Required work — Write out all of the data exactly as it appears.

Recorded information —
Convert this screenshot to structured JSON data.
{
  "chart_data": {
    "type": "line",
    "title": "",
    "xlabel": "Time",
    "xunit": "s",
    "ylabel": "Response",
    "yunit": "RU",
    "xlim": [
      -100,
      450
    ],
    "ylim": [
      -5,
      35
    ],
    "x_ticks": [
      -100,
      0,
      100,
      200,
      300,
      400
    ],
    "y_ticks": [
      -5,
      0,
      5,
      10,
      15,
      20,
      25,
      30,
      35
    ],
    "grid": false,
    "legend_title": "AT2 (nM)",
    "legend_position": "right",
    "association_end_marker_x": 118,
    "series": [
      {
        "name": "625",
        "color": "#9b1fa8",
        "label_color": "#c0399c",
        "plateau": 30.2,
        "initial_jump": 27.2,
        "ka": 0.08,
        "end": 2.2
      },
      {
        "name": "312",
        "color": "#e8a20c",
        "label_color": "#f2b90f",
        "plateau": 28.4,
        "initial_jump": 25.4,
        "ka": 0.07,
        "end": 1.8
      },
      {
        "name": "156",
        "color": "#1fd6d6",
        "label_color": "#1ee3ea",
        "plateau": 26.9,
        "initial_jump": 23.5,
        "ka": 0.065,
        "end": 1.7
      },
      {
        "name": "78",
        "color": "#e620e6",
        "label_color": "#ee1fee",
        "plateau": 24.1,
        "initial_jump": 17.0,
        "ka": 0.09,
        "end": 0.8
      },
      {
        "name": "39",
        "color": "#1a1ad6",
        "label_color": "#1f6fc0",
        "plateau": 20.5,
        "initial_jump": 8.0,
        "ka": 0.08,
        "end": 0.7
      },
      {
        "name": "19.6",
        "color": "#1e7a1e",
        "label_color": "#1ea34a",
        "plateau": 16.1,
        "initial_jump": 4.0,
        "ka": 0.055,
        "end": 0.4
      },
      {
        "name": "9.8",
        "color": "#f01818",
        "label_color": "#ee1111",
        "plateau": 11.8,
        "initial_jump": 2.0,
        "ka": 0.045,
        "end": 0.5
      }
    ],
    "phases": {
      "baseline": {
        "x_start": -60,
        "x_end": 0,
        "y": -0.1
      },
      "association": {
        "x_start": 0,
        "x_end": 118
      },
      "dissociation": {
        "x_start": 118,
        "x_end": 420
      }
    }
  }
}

Exercise response —
Convert this screenshot to structured JSON data.
{
  "chart_data": {
    "type": "line",
    "title": "",
    "xlabel": "Time",
    "xunit": "s",
    "ylabel": "Response",
    "yunit": "RU",
    "xlim": [
      -100,
      450
    ],
    "ylim": [
      -5,
      35
    ],
    "x_ticks": [
      -100,
      0,
      100,
      200,
      300,
      400
    ],
    "y_ticks": [
      -5,
      0,
      5,
      10,
      15,
      20,
      25,
      30,
      35
    ],
    "grid": false,
    "legend_title": "AT2 (nM)",
    "legend_position": "right",
    "association_end_marker_x": 118,
    "series": [
      {
        "name": "625",
        "color": "#9b1fa8",
        "label_color": "#c0399c",
        "plateau": 30.2,
        "initial_jump": 27.2,
        "ka": 0.08,
        "end": 2.2
      },
      {
        "name": "312",
        "color": "#e8a20c",
        "label_color": "#f2b90f",
        "plateau": 28.4,
        "initial_jump": 25.4,
        "ka": 0.07,
        "end": 1.8
      },
      {
        "name": "156",
        "color": "#1fd6d6",
        "label_color": "#1ee3ea",
        "plateau": 26.9,
        "initial_jump": 23.5,
        "ka": 0.065,
        "end": 1.7
      },
      {
        "name": "78",
        "color": "#e620e6",
        "label_color": "#ee1fee",
        "plateau": 24.1,
        "initial_jump": 17.0,
        "ka": 0.09,
        "end": 0.8
      },
      {
        "name": "39",
        "color": "#1a1ad6",
        "label_color": "#1f6fc0",
        "plateau": 20.5,
        "initial_jump": 8.0,
        "ka": 0.08,
        "end": 0.7
      },
      {
        "name": "19.6",
        "color": "#1e7a1e",
        "label_color": "#1ea34a",
        "plateau": 16.1,
        "initial_jump": 4.0,
        "ka": 0.055,
        "end": 0.4
      },
      {
        "name": "9.8",
        "color": "#f01818",
        "label_color": "#ee1111",
        "plateau": 11.8,
        "initial_jump": 2.0,
        "ka": 0.045,
        "end": 0.5
      }
    ],
    "phases": {
      "baseline": {
        "x_start": -60,
        "x_end": 0,
        "y": -0.1
      },
      "association": {
        "x_start": 0,
        "x_end": 118
      },
      "dissociation": {
        "x_start": 118,
        "x_end": 420
      }
    }
  }
}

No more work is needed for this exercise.